#### [Given request]
Select each line where the word "color" appears.

** start of Source material **

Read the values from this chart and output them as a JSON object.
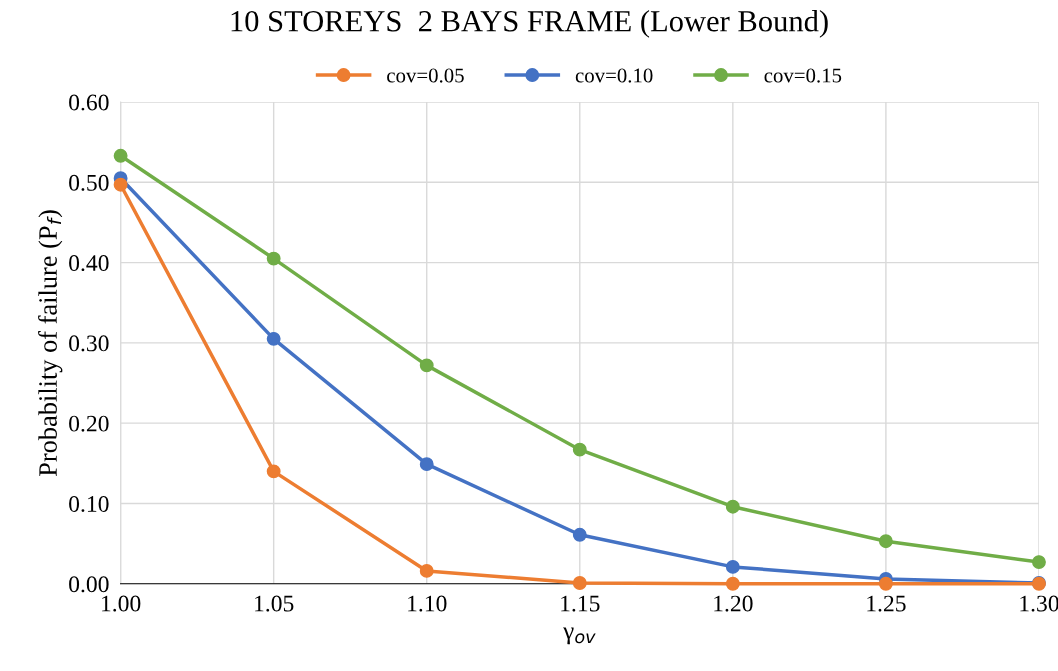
{
  "chart_data": {
    "type": "line",
    "title": "10 STOREYS  2 BAYS FRAME (Lower Bound)",
    "xlabel": "γ$_{ov}$",
    "ylabel": "Probability of failure (P$_{f}$)",
    "x": [
      1.0,
      1.05,
      1.1,
      1.15,
      1.2,
      1.25,
      1.3
    ],
    "series": [
      {
        "name": "cov=0.05",
        "color": "#ed7d31",
        "values": [
          0.497,
          0.14,
          0.016,
          0.001,
          0.0,
          0.0,
          0.0
        ]
      },
      {
        "name": "cov=0.10",
        "color": "#4472c4",
        "values": [
          0.505,
          0.305,
          0.149,
          0.061,
          0.021,
          0.006,
          0.001
        ]
      },
      {
        "name": "cov=0.15",
        "color": "#70ad47",
        "values": [
          0.533,
          0.405,
          0.272,
          0.167,
          0.096,
          0.053,
          0.027
        ]
      }
    ],
    "xlim": [
      1.0,
      1.3
    ],
    "xticks": [
      {
        "value": 1.0,
        "label": "1.00"
      },
      {
        "value": 1.05,
        "label": "1.05"
      },
      {
        "value": 1.1,
        "label": "1.10"
      },
      {
        "value": 1.15,
        "label": "1.15"
      },
      {
        "value": 1.2,
        "label": "1.20"
      },
      {
        "value": 1.25,
        "label": "1.25"
      },
      {
        "value": 1.3,
        "label": "1.30"
      }
    ],
    "ylim": [
      0,
      0.6
    ],
    "yticks": [
      {
        "value": 0,
        "label": "0.00"
      },
      {
        "value": 0.1,
        "label": "0.10"
      },
      {
        "value": 0.2,
        "label": "0.20"
      },
      {
        "value": 0.3,
        "label": "0.30"
      },
      {
        "value": 0.4,
        "label": "0.40"
      },
      {
        "value": 0.5,
        "label": "0.50"
      },
      {
        "value": 0.6,
        "label": "0.60"
      }
    ],
    "grid": true,
    "legend": "top",
    "marker": "circle",
    "line_style": "solid"
  }
}
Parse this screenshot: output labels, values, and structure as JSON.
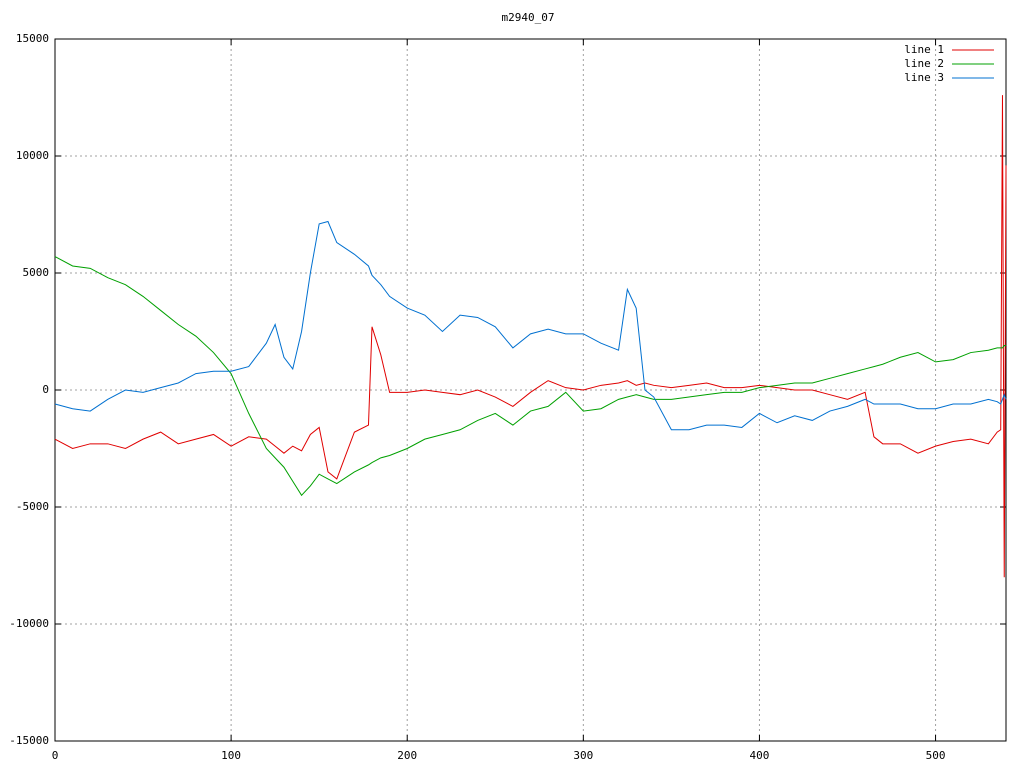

** end of Source material **

#### [Output of the task]
        "color": "#ed7d31",
        "color": "#4472c4",
        "color": "#70ad47",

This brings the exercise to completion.